### Requirements
Could you write out the stretch of data from the start through the line containing "Bar <box>168 8 178 93</box>", substituting "Column" for each "Bar" and leaving everything else unchanged?

### Material to process
--- Start ---

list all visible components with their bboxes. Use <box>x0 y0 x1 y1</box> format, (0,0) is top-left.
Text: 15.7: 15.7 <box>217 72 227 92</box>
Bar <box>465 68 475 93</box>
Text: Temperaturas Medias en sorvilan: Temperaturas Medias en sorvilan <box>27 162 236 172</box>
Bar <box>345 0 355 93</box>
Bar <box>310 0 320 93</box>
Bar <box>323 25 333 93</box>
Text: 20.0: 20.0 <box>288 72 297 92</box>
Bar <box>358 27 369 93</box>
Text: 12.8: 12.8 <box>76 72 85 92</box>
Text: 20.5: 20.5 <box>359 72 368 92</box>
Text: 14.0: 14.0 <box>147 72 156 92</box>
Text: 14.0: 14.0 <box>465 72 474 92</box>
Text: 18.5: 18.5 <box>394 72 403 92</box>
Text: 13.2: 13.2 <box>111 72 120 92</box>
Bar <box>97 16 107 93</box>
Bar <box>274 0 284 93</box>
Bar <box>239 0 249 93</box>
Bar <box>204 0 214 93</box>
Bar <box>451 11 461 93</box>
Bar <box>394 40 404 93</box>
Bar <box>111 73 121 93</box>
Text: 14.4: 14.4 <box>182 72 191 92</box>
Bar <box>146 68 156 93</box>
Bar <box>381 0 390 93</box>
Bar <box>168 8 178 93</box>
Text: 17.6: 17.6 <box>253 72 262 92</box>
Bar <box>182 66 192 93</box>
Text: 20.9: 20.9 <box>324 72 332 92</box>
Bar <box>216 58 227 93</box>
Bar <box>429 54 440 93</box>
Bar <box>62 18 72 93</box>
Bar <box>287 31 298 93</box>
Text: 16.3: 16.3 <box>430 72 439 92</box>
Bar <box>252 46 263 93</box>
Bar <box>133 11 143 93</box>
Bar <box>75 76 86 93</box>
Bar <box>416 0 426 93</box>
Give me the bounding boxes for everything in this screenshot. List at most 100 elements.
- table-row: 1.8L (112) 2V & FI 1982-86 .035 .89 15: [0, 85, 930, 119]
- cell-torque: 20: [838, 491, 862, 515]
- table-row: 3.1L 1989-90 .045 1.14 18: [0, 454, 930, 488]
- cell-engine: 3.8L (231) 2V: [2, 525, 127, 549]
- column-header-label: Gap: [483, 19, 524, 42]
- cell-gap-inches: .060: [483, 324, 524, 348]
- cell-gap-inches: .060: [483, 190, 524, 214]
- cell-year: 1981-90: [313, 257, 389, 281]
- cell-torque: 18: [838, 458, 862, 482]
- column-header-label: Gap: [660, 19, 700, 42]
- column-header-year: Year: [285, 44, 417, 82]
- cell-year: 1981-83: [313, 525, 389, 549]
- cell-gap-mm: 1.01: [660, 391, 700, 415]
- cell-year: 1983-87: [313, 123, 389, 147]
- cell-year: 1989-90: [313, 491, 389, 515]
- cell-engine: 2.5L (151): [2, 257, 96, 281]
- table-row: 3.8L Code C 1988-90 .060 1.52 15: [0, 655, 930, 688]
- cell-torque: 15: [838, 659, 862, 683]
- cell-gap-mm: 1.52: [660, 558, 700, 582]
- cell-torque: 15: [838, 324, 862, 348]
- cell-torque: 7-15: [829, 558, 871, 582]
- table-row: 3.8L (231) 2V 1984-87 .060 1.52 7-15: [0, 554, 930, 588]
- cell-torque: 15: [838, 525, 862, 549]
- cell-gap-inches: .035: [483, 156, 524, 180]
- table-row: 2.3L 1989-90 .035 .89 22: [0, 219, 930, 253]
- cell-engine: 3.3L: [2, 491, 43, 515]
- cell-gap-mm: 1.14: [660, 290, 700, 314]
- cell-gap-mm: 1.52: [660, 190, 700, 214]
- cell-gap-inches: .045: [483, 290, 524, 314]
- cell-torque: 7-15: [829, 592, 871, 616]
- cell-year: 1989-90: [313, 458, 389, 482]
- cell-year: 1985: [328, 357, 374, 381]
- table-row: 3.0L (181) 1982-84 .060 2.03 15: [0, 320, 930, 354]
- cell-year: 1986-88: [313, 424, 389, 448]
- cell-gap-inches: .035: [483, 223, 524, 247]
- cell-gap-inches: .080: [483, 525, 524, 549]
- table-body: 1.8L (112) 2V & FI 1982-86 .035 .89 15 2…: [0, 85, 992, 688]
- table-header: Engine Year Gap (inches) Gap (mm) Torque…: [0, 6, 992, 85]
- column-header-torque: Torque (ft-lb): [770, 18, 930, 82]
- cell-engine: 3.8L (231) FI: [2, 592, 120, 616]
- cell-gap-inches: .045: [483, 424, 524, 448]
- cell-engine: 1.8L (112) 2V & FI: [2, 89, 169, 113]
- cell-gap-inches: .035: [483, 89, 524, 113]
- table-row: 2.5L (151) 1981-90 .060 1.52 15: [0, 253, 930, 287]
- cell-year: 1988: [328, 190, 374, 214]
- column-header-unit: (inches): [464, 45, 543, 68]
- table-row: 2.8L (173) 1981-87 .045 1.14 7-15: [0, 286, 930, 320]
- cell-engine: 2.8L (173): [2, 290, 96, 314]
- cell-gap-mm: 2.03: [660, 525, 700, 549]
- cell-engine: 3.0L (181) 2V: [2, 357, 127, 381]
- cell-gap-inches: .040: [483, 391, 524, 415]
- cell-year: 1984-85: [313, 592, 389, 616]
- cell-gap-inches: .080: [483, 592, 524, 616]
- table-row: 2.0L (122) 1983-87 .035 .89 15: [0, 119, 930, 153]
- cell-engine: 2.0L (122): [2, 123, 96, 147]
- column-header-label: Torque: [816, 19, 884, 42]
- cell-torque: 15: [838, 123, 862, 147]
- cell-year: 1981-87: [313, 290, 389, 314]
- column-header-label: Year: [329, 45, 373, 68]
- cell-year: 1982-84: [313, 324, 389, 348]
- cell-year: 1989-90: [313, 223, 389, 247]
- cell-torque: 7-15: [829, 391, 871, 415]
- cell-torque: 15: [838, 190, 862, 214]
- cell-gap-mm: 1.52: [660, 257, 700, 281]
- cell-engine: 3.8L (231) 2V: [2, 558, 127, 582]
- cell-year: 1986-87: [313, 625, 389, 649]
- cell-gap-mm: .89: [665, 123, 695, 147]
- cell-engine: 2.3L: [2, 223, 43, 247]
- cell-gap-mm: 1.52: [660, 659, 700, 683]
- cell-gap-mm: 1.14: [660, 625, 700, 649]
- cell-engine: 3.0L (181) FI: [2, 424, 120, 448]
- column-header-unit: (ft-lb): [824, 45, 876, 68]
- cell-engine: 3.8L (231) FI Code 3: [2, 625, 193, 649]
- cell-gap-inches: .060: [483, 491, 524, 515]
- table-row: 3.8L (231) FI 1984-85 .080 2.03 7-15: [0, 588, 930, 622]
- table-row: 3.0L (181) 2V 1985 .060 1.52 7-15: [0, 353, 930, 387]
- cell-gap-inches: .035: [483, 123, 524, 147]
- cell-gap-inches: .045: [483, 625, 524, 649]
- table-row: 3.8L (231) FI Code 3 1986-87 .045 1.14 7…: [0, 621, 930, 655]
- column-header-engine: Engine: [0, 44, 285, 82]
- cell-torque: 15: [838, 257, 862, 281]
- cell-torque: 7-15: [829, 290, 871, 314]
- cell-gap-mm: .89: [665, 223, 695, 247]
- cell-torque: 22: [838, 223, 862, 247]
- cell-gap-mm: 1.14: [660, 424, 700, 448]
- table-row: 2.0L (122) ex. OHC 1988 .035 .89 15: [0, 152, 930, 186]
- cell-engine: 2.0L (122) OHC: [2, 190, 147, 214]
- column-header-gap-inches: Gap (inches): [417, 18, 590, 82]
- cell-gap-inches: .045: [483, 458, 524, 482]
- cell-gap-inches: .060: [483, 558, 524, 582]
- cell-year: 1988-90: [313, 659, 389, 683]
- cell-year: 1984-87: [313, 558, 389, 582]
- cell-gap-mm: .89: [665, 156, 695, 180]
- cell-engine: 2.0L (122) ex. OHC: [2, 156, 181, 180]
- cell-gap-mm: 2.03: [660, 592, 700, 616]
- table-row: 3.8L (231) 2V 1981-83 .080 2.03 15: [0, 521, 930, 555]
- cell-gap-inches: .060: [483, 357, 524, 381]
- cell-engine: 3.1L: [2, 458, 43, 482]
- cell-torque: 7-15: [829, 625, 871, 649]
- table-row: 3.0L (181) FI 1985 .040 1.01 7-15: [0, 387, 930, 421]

--- End ---

### Result of this task
list all visible components with their bboxes. Use <box>x0 y0 x1 y1</box> format, (0,0) is top-left.
Text: 15.7: 15.7 <box>217 72 227 92</box>
Column <box>465 68 475 93</box>
Text: Temperaturas Medias en sorvilan: Temperaturas Medias en sorvilan <box>27 162 236 172</box>
Column <box>345 0 355 93</box>
Column <box>310 0 320 93</box>
Column <box>323 25 333 93</box>
Text: 20.0: 20.0 <box>288 72 297 92</box>
Column <box>358 27 369 93</box>
Text: 12.8: 12.8 <box>76 72 85 92</box>
Text: 20.5: 20.5 <box>359 72 368 92</box>
Text: 14.0: 14.0 <box>147 72 156 92</box>
Text: 14.0: 14.0 <box>465 72 474 92</box>
Text: 18.5: 18.5 <box>394 72 403 92</box>
Text: 13.2: 13.2 <box>111 72 120 92</box>
Column <box>97 16 107 93</box>
Column <box>274 0 284 93</box>
Column <box>239 0 249 93</box>
Column <box>204 0 214 93</box>
Column <box>451 11 461 93</box>
Column <box>394 40 404 93</box>
Column <box>111 73 121 93</box>
Text: 14.4: 14.4 <box>182 72 191 92</box>
Column <box>146 68 156 93</box>
Column <box>381 0 390 93</box>
Column <box>168 8 178 93</box>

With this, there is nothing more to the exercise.